### GIVEN PROBLEM:
Return each line of the data below exactly, omitting any pictures.

### DATASET EXTRACT:
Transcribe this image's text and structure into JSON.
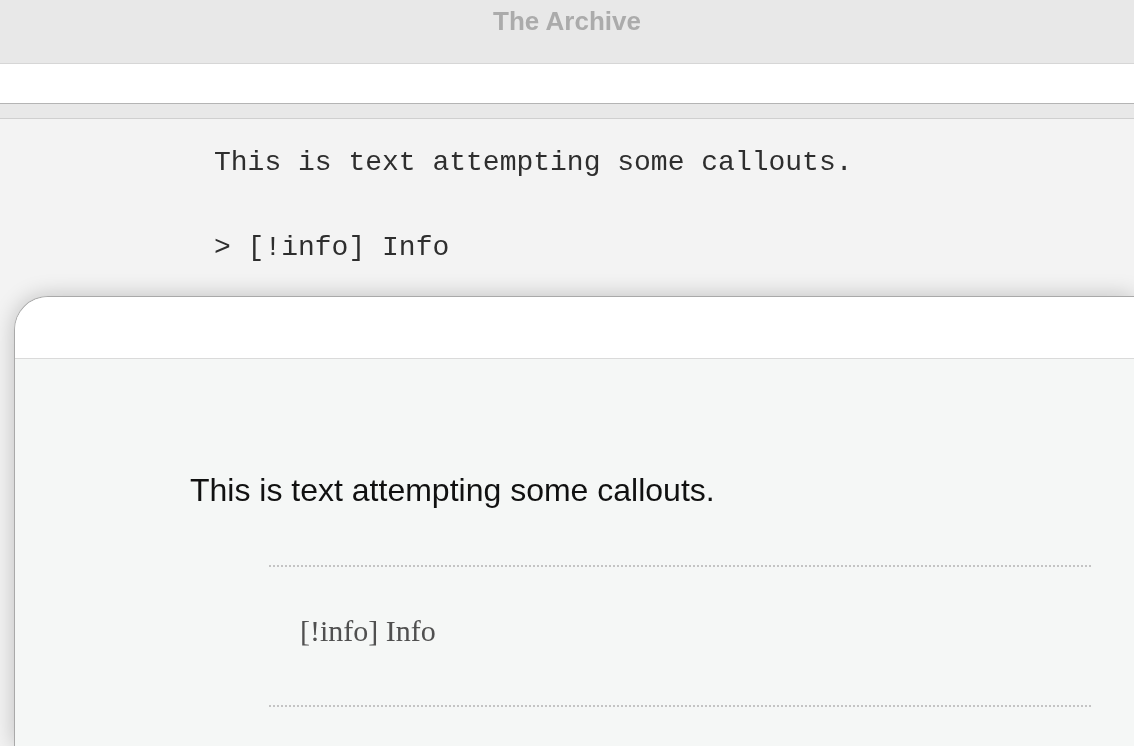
{
  "window": {
    "title": "The Archive"
  },
  "editor": {
    "lines": [
      "This is text attempting some callouts.",
      "> [!info] Info"
    ]
  },
  "preview": {
    "blocks": [
      {
        "kind": "paragraph",
        "text": "This is text attempting some callouts."
      },
      {
        "kind": "blockquote",
        "text": "[!info] Info"
      }
    ]
  }
}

### CORRECT RESPONSE:
Transcribe this image's text and structure into JSON.
{
  "window": {
    "title": "The Archive"
  },
  "editor": {
    "lines": [
      "This is text attempting some callouts.",
      "> [!info] Info"
    ]
  },
  "preview": {
    "blocks": [
      {
        "kind": "paragraph",
        "text": "This is text attempting some callouts."
      },
      {
        "kind": "blockquote",
        "text": "[!info] Info"
      }
    ]
  }
}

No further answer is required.